> Task to carry out: Show all lines that include the string "JSON"; copy each one.

> Provided entries:

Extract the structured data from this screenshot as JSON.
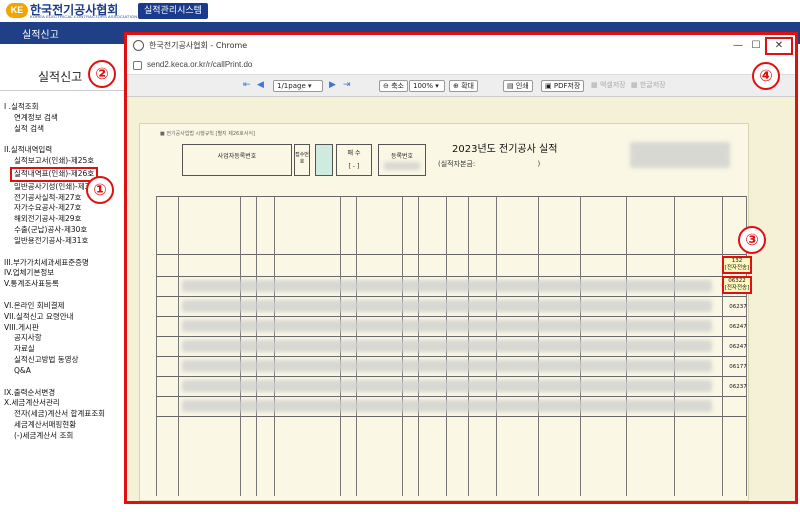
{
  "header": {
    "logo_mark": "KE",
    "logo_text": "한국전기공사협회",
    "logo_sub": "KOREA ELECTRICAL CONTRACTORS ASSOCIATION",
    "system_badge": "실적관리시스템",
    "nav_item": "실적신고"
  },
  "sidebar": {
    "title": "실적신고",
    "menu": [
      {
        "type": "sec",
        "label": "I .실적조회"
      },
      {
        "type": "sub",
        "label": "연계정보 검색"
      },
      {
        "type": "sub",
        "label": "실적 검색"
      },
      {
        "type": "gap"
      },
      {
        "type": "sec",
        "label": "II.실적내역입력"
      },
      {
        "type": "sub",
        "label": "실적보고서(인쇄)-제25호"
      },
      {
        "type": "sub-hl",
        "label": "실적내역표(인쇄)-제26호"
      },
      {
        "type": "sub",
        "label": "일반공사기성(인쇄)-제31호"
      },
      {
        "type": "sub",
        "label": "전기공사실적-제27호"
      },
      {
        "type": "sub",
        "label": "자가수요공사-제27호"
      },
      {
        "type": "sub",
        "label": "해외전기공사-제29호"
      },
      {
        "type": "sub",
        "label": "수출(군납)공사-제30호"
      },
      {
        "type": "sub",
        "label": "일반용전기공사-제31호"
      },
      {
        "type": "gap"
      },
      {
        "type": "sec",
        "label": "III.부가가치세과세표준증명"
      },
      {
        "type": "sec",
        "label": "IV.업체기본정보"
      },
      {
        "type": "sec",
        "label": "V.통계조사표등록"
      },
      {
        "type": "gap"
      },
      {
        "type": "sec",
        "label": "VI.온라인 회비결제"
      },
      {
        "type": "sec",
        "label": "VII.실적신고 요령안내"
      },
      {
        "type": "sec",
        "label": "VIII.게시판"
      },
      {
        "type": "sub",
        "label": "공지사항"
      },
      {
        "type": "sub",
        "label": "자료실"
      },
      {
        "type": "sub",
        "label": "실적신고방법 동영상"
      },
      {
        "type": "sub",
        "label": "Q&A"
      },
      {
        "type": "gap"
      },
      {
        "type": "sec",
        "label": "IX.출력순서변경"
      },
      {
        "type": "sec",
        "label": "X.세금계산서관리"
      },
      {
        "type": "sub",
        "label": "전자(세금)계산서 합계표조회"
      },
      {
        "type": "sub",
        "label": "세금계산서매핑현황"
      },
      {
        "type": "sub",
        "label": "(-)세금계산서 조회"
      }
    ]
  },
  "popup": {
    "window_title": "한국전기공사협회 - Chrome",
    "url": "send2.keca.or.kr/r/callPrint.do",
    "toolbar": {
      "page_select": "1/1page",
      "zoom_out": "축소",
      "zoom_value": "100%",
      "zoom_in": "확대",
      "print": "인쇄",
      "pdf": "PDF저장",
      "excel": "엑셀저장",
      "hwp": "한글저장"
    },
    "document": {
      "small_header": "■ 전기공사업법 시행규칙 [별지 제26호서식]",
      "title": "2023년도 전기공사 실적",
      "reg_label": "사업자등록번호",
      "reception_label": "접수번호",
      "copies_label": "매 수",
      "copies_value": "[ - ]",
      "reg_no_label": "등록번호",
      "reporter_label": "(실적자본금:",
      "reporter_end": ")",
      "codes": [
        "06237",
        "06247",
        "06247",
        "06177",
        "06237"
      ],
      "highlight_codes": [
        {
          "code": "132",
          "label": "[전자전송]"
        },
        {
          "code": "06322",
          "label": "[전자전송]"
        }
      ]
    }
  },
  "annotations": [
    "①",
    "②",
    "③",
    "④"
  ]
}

...

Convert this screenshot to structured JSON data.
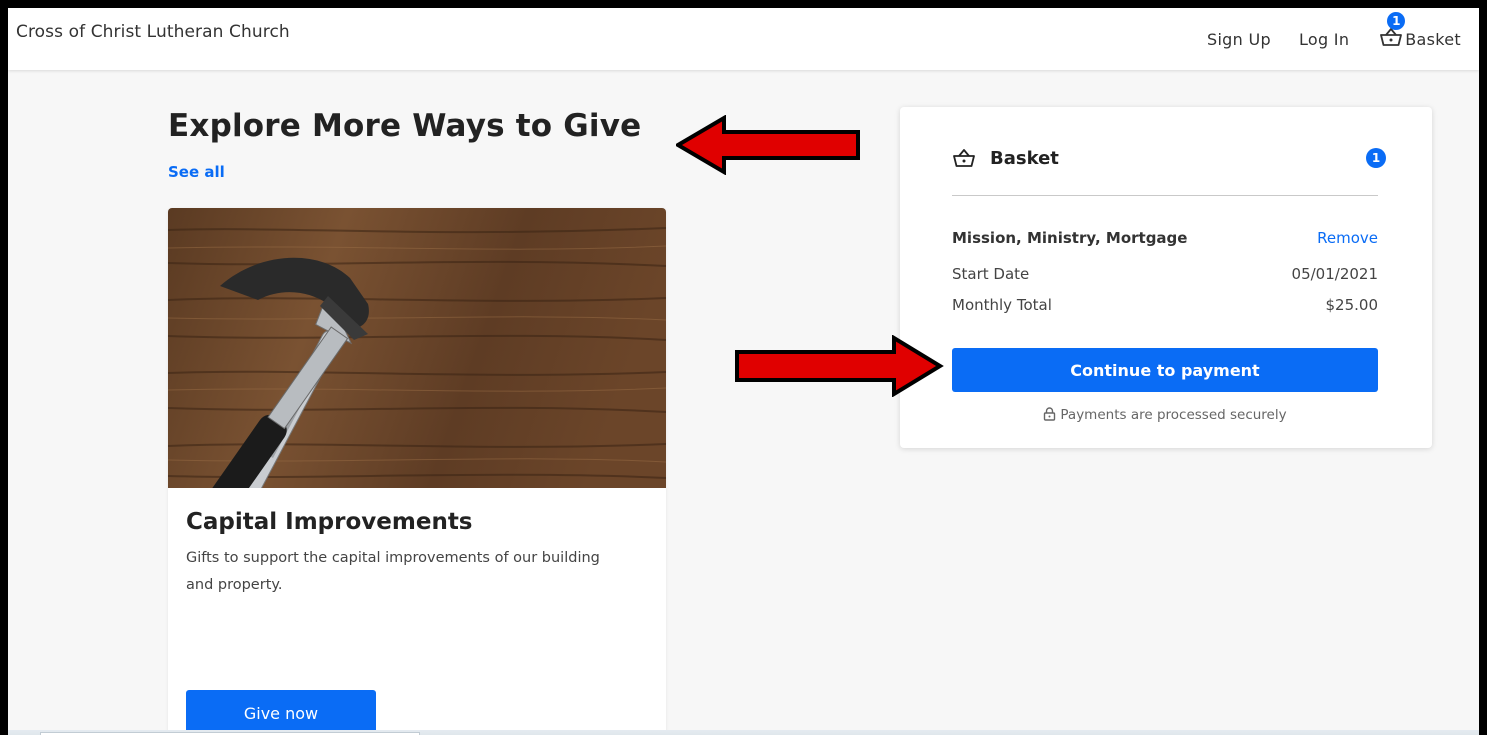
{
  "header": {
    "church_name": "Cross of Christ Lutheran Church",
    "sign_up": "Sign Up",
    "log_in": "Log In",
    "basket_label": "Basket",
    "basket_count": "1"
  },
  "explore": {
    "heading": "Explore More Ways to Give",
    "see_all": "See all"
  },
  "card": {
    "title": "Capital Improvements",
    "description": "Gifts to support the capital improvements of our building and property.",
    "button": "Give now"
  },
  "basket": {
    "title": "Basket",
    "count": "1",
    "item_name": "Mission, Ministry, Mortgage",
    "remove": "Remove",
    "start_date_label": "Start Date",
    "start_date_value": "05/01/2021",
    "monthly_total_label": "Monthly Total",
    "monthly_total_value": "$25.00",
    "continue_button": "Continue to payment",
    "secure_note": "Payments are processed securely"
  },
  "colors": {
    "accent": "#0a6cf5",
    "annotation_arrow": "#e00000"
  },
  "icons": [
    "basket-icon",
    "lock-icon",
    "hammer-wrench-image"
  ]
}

> Finished task:
Extract the structured data from this screenshot as JSON.
Convert this screenshot to structured JSON data.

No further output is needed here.